* **Exercise input**

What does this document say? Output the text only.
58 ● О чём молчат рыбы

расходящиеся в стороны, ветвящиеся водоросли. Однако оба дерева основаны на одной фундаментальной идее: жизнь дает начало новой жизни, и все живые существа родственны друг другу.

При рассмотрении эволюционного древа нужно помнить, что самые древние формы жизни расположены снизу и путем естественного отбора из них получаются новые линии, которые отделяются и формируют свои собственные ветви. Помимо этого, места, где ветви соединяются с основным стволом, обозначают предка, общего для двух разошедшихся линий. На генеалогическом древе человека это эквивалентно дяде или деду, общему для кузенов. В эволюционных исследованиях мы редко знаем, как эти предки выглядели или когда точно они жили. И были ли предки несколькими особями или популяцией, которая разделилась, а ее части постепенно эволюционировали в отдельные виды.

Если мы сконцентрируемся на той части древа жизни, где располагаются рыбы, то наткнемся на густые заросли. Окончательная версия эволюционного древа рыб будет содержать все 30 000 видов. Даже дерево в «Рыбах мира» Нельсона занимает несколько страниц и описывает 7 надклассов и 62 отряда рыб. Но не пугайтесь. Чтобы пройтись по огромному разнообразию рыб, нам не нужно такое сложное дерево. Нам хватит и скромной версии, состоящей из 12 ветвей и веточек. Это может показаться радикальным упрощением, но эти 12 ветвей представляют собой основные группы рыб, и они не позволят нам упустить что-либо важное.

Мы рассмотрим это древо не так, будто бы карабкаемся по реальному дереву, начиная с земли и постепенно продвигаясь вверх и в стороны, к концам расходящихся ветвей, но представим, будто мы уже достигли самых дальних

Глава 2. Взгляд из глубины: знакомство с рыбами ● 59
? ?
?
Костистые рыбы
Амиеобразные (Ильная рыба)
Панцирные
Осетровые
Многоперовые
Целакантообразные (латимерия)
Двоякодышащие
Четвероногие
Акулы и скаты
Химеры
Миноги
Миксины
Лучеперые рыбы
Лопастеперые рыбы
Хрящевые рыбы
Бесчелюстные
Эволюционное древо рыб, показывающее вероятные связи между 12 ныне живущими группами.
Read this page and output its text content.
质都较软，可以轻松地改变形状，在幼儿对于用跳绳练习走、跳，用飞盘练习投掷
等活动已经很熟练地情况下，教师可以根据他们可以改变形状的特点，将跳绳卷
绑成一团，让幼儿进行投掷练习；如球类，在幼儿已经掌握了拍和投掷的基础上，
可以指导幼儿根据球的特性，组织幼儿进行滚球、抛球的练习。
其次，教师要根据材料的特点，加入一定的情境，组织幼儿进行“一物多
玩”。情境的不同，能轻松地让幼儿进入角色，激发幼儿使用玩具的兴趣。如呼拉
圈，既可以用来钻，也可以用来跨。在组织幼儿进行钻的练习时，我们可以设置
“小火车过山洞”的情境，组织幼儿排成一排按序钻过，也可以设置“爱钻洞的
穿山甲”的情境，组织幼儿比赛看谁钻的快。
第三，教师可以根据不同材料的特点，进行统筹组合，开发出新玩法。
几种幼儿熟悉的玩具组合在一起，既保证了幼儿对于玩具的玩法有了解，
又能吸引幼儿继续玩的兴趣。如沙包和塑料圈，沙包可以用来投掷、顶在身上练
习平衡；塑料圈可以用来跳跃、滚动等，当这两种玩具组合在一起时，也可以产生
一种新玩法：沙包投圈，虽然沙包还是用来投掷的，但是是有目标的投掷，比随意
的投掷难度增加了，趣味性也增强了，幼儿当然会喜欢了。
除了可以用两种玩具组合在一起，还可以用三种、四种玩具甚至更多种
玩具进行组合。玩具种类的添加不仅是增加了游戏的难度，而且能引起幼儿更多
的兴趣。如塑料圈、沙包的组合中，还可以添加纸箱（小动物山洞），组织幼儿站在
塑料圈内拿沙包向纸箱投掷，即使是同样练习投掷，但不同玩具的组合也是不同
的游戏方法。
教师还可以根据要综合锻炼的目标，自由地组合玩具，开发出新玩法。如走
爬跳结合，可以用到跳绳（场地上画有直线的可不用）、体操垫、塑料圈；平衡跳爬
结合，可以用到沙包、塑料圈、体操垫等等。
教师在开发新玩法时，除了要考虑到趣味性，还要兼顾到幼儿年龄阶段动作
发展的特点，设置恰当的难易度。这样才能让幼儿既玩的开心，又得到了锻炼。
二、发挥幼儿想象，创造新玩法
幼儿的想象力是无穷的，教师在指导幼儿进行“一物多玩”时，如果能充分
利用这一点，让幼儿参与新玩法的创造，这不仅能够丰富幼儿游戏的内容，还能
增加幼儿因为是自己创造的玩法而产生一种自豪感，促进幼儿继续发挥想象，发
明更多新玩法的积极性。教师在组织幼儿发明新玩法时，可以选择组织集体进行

* **Task prompt**
Take the entries above and transcribe them exactly.

* **Correct answer**
What does this document say? Output the text only.
58 ● О чём молчат рыбы

расходящиеся в стороны, ветвящиеся водоросли. Однако оба дерева основаны на одной фундаментальной идее: жизнь дает начало новой жизни, и все живые существа родственны друг другу.

При рассмотрении эволюционного древа нужно помнить, что самые древние формы жизни расположены снизу и путем естественного отбора из них получаются новые линии, которые отделяются и формируют свои собственные ветви. Помимо этого, места, где ветви соединяются с основным стволом, обозначают предка, общего для двух разошедшихся линий. На генеалогическом древе человека это эквивалентно дяде или деду, общему для кузенов. В эволюционных исследованиях мы редко знаем, как эти предки выглядели или когда точно они жили. И были ли предки несколькими особями или популяцией, которая разделилась, а ее части постепенно эволюционировали в отдельные виды.

Если мы сконцентрируемся на той части древа жизни, где располагаются рыбы, то наткнемся на густые заросли. Окончательная версия эволюционного древа рыб будет содержать все 30 000 видов. Даже дерево в «Рыбах мира» Нельсона занимает несколько страниц и описывает 7 надклассов и 62 отряда рыб. Но не пугайтесь. Чтобы пройтись по огромному разнообразию рыб, нам не нужно такое сложное дерево. Нам хватит и скромной версии, состоящей из 12 ветвей и веточек. Это может показаться радикальным упрощением, но эти 12 ветвей представляют собой основные группы рыб, и они не позволят нам упустить что-либо важное.

Мы рассмотрим это древо не так, будто бы карабкаемся по реальному дереву, начиная с земли и постепенно продвигаясь вверх и в стороны, к концам расходящихся ветвей, но представим, будто мы уже достигли самых дальних

Глава 2. Взгляд из глубины: знакомство с рыбами ● 59
? ?
?
Костистые рыбы
Амиеобразные (Ильная рыба)
Панцирные
Осетровые
Многоперовые
Целакантообразные (латимерия)
Двоякодышащие
Четвероногие
Акулы и скаты
Химеры
Миноги
Миксины
Лучеперые рыбы
Лопастеперые рыбы
Хрящевые рыбы
Бесчелюстные
Эволюционное древо рыб, показывающее вероятные связи между 12 ныне живущими группами.
Read this page and output its text content.
质都较软，可以轻松地改变形状，在幼儿对于用跳绳练习走、跳，用飞盘练习投掷
等活动已经很熟练地情况下，教师可以根据他们可以改变形状的特点，将跳绳卷
绑成一团，让幼儿进行投掷练习；如球类，在幼儿已经掌握了拍和投掷的基础上，
可以指导幼儿根据球的特性，组织幼儿进行滚球、抛球的练习。
其次，教师要根据材料的特点，加入一定的情境，组织幼儿进行“一物多
玩”。情境的不同，能轻松地让幼儿进入角色，激发幼儿使用玩具的兴趣。如呼拉
圈，既可以用来钻，也可以用来跨。在组织幼儿进行钻的练习时，我们可以设置
“小火车过山洞”的情境，组织幼儿排成一排按序钻过，也可以设置“爱钻洞的
穿山甲”的情境，组织幼儿比赛看谁钻的快。
第三，教师可以根据不同材料的特点，进行统筹组合，开发出新玩法。
几种幼儿熟悉的玩具组合在一起，既保证了幼儿对于玩具的玩法有了解，
又能吸引幼儿继续玩的兴趣。如沙包和塑料圈，沙包可以用来投掷、顶在身上练
习平衡；塑料圈可以用来跳跃、滚动等，当这两种玩具组合在一起时，也可以产生
一种新玩法：沙包投圈，虽然沙包还是用来投掷的，但是是有目标的投掷，比随意
的投掷难度增加了，趣味性也增强了，幼儿当然会喜欢了。
除了可以用两种玩具组合在一起，还可以用三种、四种玩具甚至更多种
玩具进行组合。玩具种类的添加不仅是增加了游戏的难度，而且能引起幼儿更多
的兴趣。如塑料圈、沙包的组合中，还可以添加纸箱（小动物山洞），组织幼儿站在
塑料圈内拿沙包向纸箱投掷，即使是同样练习投掷，但不同玩具的组合也是不同
的游戏方法。
教师还可以根据要综合锻炼的目标，自由地组合玩具，开发出新玩法。如走
爬跳结合，可以用到跳绳（场地上画有直线的可不用）、体操垫、塑料圈；平衡跳爬
结合，可以用到沙包、塑料圈、体操垫等等。
教师在开发新玩法时，除了要考虑到趣味性，还要兼顾到幼儿年龄阶段动作
发展的特点，设置恰当的难易度。这样才能让幼儿既玩的开心，又得到了锻炼。
二、发挥幼儿想象，创造新玩法
幼儿的想象力是无穷的，教师在指导幼儿进行“一物多玩”时，如果能充分
利用这一点，让幼儿参与新玩法的创造，这不仅能够丰富幼儿游戏的内容，还能
增加幼儿因为是自己创造的玩法而产生一种自豪感，促进幼儿继续发挥想象，发
明更多新玩法的积极性。教师在组织幼儿发明新玩法时，可以选择组织集体进行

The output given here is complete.